» EXERCISE OBJECTIVE: Among the lines below, list those containing the string "งหมด".

» PROVIDED RECORDS:
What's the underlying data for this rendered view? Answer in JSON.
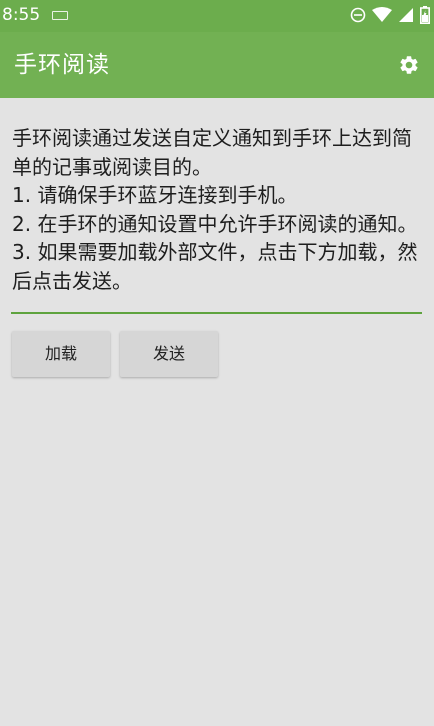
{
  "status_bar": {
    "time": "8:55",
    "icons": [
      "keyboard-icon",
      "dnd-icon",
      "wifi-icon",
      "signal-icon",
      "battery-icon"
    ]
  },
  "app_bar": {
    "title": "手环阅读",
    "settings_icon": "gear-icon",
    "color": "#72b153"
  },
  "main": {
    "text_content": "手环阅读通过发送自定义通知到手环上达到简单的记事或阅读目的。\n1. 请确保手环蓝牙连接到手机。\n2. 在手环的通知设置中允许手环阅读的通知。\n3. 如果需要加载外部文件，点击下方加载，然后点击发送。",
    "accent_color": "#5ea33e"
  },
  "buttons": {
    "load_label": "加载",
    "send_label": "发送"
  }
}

---

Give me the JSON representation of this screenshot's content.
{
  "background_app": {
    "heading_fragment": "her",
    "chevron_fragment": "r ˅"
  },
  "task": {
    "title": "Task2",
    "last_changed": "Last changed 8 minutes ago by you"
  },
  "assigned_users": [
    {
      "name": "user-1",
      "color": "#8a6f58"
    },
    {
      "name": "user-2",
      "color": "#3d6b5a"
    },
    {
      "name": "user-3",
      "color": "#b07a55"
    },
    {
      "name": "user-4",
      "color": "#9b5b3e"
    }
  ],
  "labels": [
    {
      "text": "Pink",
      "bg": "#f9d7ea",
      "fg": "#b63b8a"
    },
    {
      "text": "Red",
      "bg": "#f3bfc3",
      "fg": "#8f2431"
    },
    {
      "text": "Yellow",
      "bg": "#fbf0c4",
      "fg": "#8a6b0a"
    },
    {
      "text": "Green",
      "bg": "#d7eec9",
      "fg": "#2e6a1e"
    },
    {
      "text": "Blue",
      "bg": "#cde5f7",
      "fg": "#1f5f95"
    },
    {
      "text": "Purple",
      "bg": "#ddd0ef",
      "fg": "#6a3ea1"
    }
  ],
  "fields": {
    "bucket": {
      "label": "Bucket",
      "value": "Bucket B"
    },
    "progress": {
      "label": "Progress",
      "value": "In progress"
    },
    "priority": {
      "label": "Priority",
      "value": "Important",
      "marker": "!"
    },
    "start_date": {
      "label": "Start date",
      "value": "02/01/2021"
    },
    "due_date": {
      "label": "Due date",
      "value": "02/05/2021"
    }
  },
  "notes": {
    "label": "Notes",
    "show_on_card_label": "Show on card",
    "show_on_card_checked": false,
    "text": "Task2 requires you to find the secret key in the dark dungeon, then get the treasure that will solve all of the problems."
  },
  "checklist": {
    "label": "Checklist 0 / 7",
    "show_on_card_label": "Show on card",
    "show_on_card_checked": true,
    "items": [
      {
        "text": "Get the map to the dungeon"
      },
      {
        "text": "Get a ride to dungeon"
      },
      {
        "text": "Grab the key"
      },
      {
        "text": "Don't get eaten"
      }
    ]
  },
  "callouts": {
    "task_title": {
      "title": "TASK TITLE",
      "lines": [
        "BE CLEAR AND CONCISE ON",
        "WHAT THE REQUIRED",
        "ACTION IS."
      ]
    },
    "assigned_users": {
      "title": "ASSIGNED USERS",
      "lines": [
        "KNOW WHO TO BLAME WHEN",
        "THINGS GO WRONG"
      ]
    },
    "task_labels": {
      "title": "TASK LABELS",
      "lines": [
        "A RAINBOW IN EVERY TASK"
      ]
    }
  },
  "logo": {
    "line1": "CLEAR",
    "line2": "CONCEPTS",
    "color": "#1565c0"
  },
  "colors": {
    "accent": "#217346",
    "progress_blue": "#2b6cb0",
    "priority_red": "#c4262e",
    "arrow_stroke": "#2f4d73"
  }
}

--

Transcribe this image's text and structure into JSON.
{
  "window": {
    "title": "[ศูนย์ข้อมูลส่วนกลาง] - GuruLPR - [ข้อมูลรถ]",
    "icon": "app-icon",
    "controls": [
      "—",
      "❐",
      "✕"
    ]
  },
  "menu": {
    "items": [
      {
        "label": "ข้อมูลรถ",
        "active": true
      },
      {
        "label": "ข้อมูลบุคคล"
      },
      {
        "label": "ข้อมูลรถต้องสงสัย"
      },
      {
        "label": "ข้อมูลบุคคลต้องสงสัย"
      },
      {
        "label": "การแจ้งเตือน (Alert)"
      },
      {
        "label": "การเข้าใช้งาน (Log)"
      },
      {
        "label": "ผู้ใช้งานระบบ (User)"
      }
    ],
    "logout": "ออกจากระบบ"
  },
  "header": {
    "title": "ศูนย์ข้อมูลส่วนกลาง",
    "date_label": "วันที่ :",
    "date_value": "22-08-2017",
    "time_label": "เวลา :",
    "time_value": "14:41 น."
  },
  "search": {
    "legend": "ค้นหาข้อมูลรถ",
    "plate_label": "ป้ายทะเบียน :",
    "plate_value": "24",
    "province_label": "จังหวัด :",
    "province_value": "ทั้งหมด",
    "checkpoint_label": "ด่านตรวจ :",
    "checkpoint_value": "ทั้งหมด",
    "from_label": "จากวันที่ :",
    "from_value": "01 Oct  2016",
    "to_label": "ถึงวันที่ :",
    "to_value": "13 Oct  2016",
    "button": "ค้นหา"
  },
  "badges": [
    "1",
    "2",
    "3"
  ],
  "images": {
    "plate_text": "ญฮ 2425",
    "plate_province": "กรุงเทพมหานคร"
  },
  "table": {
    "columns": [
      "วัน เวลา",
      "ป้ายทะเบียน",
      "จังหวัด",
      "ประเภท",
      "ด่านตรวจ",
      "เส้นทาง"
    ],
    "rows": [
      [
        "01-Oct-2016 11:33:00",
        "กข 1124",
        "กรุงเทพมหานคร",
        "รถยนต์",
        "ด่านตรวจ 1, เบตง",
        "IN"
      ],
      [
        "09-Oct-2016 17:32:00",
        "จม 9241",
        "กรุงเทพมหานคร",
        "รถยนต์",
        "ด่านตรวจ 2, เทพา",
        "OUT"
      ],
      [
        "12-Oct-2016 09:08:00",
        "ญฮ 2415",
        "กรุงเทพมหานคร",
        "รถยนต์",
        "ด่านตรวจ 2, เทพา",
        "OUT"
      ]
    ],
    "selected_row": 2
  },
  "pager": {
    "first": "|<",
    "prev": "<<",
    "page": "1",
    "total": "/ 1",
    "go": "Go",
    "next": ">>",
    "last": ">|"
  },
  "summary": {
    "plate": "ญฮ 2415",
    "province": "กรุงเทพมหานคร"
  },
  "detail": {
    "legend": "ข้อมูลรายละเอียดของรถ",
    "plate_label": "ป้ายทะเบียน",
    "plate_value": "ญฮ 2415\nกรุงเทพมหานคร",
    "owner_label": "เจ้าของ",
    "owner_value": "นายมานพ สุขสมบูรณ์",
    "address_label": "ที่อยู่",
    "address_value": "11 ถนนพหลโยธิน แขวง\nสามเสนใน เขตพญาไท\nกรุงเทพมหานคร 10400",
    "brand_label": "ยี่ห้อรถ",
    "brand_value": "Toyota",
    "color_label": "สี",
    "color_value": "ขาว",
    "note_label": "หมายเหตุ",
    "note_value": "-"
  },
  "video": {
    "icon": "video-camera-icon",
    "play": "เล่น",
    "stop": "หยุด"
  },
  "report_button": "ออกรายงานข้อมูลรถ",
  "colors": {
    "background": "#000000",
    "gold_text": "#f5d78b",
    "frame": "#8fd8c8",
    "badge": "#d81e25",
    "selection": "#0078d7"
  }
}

» RESPONSE TO THE EXERCISE:
    "province_value": "ทั้งหมด",
    "checkpoint_value": "ทั้งหมด",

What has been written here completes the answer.